● **Work to be completed**: Find the word "프로그램의" in the records below. List each line containing it.

— start of Data to use —

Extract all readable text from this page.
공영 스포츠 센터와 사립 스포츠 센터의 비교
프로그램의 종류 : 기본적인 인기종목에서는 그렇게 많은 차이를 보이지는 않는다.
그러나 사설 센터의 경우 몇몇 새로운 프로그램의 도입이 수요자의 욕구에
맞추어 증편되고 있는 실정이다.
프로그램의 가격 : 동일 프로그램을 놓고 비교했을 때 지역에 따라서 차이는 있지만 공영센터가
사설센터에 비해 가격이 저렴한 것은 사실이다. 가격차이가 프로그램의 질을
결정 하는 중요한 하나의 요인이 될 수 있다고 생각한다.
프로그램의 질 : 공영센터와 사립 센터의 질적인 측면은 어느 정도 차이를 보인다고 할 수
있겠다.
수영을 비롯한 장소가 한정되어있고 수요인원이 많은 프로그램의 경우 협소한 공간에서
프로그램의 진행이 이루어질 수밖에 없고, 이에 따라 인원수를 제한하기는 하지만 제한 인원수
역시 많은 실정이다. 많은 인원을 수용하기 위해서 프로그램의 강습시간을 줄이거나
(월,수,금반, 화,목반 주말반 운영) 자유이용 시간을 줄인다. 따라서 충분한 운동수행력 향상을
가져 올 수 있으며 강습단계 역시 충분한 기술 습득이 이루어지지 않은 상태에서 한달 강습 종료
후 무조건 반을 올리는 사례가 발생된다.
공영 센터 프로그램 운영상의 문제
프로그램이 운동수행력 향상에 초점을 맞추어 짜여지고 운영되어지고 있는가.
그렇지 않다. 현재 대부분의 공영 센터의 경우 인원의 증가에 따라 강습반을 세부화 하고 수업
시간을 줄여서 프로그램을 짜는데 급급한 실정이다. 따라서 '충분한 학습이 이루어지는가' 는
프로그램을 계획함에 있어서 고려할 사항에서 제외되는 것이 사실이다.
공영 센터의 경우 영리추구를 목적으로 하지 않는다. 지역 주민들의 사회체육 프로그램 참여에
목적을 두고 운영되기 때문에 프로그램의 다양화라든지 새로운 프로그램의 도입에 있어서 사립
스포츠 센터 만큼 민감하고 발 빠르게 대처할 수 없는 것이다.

— end of Data to use —

● **Final result**:
프로그램의 종류 : 기본적인 인기종목에서는 그렇게 많은 차이를 보이지는 않는다.
그러나 사설 센터의 경우 몇몇 새로운 프로그램의 도입이 수요자의 욕구에
프로그램의 가격 : 동일 프로그램을 놓고 비교했을 때 지역에 따라서 차이는 있지만 공영센터가
사설센터에 비해 가격이 저렴한 것은 사실이다. 가격차이가 프로그램의 질을
프로그램의 질 : 공영센터와 사립 센터의 질적인 측면은 어느 정도 차이를 보인다고 할 수
수영을 비롯한 장소가 한정되어있고 수요인원이 많은 프로그램의 경우 협소한 공간에서
프로그램의 진행이 이루어질 수밖에 없고, 이에 따라 인원수를 제한하기는 하지만 제한 인원수
역시 많은 실정이다. 많은 인원을 수용하기 위해서 프로그램의 강습시간을 줄이거나
목적을 두고 운영되기 때문에 프로그램의 다양화라든지 새로운 프로그램의 도입에 있어서 사립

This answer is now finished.